→ **EXTRACTED RECORDS**
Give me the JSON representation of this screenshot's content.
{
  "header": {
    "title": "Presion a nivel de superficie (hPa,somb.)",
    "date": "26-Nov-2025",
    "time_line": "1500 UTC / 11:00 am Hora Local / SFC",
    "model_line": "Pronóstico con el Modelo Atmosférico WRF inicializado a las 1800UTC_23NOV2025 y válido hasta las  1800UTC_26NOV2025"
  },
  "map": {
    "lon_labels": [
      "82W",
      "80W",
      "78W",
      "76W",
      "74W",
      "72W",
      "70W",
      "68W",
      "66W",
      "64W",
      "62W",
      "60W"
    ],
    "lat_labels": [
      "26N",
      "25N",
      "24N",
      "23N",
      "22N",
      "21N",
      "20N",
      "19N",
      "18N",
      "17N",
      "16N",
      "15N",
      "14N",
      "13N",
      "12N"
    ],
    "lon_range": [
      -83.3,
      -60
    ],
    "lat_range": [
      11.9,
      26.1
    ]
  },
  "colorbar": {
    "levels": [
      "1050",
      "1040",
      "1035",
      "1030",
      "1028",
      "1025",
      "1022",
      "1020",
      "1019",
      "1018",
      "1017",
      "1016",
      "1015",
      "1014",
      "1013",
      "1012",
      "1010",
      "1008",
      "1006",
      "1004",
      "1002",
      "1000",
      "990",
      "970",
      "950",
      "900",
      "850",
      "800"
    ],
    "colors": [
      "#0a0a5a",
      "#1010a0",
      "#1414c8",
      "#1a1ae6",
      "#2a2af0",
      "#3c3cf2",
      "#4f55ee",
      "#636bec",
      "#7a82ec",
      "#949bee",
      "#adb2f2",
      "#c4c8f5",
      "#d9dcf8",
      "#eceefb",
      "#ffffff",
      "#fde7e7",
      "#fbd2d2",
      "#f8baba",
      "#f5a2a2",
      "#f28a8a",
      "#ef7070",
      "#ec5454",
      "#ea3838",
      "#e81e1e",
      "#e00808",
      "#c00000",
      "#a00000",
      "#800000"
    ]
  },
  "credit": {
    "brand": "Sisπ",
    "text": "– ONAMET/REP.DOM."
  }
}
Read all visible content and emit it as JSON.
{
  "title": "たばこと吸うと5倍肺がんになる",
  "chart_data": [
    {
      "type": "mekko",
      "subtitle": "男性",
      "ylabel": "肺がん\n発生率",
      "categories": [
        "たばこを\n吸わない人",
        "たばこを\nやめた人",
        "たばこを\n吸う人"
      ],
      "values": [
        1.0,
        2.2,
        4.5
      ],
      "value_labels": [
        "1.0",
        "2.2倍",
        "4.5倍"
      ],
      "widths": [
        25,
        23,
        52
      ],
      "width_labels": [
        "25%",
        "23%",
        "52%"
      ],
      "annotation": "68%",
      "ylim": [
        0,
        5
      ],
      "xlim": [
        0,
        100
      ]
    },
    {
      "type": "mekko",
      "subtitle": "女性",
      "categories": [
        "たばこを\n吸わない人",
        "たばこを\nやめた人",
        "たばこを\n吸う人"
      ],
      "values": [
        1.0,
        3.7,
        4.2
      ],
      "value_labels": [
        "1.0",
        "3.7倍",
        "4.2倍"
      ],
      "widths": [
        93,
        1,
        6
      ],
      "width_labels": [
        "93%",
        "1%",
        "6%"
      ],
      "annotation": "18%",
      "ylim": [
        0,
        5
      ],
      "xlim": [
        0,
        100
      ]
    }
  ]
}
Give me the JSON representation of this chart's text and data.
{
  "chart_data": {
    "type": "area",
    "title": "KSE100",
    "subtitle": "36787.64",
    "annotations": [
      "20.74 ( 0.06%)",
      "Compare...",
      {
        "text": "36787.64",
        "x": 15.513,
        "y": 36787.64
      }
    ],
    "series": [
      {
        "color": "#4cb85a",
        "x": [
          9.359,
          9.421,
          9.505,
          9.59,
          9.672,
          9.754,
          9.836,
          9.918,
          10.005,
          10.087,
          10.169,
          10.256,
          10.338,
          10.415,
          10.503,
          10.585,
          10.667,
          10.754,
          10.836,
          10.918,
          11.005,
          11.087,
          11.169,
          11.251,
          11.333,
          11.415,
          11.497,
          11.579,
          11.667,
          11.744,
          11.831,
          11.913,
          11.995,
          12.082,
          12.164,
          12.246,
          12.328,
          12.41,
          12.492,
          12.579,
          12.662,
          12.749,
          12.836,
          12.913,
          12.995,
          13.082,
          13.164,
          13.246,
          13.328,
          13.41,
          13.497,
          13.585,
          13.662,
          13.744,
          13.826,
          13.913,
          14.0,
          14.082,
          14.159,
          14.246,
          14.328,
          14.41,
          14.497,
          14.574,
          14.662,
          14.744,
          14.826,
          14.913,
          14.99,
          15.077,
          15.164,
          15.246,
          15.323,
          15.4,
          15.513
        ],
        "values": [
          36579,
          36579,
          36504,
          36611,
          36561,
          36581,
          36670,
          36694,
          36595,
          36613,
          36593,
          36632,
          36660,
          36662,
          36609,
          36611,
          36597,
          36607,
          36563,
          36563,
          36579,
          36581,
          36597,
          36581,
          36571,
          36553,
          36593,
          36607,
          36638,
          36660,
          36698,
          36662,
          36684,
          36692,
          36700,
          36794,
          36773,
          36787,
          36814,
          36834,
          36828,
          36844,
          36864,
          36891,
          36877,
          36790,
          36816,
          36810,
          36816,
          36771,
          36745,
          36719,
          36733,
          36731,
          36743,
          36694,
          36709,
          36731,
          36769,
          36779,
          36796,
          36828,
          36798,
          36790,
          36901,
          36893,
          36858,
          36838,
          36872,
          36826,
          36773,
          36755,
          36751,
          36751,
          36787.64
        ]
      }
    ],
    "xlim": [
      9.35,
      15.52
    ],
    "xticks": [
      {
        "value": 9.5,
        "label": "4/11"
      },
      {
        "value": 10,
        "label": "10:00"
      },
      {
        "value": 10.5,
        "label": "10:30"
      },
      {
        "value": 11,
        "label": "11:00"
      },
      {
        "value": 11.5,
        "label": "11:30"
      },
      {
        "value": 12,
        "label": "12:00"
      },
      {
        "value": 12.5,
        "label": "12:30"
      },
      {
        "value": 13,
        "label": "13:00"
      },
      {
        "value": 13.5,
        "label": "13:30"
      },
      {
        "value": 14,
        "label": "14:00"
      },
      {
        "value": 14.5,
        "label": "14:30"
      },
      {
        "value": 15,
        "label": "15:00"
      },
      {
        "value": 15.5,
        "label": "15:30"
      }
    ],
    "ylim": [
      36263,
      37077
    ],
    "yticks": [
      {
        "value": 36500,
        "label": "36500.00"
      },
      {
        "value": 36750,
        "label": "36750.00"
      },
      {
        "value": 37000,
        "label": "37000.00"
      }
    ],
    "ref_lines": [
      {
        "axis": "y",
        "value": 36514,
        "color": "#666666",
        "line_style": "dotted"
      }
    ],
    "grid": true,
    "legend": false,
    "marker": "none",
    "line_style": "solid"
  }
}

→ **TASK DESCRIPTION**
Report the number of lines holding the string "representation", without any other words.

→ **TASK RESULT**
2